Report all lines holding "from".

━━━━━ STORED RECORDS

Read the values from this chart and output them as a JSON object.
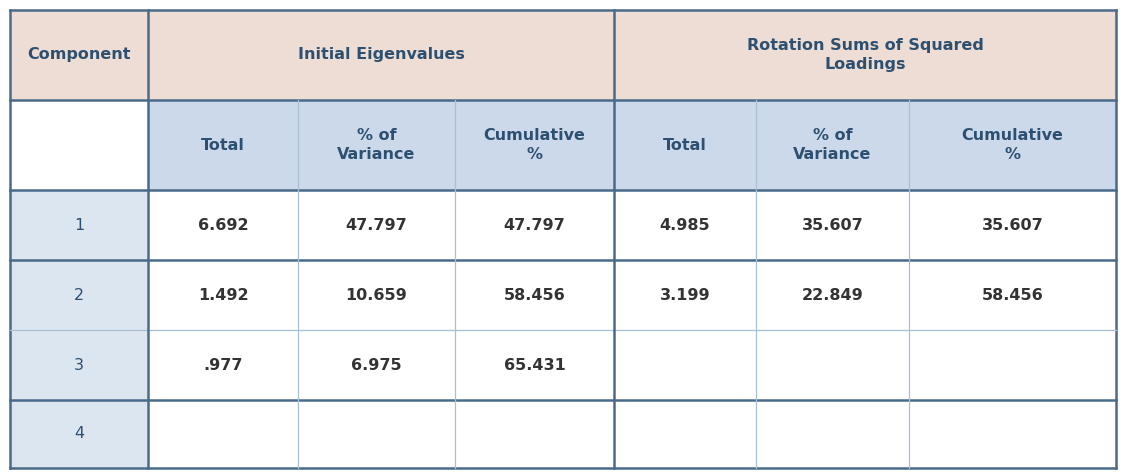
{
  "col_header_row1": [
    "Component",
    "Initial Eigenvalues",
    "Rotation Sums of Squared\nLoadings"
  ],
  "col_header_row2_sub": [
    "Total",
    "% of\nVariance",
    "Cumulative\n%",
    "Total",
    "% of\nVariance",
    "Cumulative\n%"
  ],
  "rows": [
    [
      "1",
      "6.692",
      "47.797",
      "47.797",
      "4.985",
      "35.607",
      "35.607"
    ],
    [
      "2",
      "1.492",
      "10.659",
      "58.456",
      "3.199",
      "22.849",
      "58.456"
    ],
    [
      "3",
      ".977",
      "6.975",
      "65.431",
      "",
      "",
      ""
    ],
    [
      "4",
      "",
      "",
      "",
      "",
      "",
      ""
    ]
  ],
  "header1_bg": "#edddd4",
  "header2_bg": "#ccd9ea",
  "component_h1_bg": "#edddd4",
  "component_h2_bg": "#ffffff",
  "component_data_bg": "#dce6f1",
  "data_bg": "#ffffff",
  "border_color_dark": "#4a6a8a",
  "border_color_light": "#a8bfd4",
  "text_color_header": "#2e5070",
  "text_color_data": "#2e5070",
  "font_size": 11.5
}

━━━━━━━━━━
━━━━━ STORED RECORDS

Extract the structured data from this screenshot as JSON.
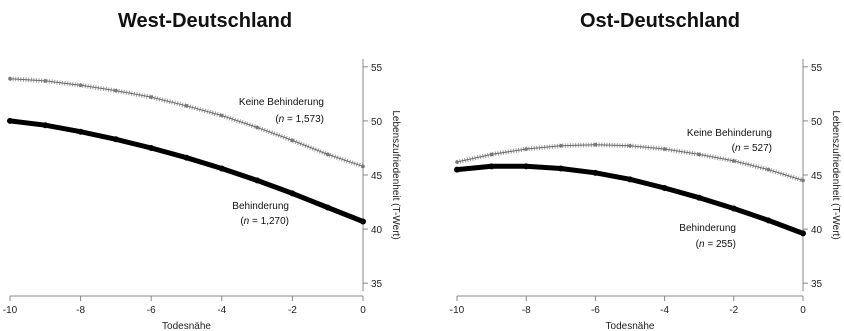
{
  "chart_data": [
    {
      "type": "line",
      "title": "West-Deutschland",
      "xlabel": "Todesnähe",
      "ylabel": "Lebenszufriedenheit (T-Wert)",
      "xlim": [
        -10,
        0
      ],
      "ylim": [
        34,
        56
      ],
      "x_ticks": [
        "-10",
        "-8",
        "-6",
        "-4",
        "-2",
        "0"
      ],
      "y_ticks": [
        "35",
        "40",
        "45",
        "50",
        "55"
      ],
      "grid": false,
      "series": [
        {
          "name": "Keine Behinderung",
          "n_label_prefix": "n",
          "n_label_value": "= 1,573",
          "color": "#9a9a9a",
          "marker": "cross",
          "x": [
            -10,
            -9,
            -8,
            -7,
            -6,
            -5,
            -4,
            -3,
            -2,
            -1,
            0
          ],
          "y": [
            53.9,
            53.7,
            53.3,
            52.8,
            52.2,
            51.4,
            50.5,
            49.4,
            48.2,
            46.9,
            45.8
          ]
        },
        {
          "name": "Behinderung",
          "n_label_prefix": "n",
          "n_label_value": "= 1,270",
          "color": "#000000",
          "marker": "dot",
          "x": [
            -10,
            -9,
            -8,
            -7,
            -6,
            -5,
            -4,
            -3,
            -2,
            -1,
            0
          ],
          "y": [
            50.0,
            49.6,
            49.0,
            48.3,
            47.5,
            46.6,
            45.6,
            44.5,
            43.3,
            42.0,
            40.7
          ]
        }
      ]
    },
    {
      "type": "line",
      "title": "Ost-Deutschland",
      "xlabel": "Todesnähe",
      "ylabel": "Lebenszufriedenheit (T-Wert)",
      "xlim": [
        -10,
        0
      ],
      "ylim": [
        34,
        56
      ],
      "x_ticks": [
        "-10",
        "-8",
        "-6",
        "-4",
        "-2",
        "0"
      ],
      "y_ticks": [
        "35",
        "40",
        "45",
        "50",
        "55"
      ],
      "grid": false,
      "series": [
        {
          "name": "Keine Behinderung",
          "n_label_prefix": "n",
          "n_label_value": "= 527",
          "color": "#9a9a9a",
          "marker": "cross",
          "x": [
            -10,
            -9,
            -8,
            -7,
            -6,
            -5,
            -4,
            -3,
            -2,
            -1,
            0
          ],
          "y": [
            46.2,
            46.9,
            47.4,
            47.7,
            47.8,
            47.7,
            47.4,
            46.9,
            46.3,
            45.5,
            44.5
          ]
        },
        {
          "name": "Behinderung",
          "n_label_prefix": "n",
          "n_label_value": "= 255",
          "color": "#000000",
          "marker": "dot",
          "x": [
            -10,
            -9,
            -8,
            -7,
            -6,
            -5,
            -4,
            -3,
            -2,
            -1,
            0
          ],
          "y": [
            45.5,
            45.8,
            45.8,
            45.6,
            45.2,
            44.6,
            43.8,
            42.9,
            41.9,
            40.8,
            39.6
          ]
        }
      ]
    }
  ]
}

━━━━━━━━━━

REPLY TO THE EXERCISE.
Read the values from this chart and output them as a JSON object.
Extract the structured data from this screenshot as JSON.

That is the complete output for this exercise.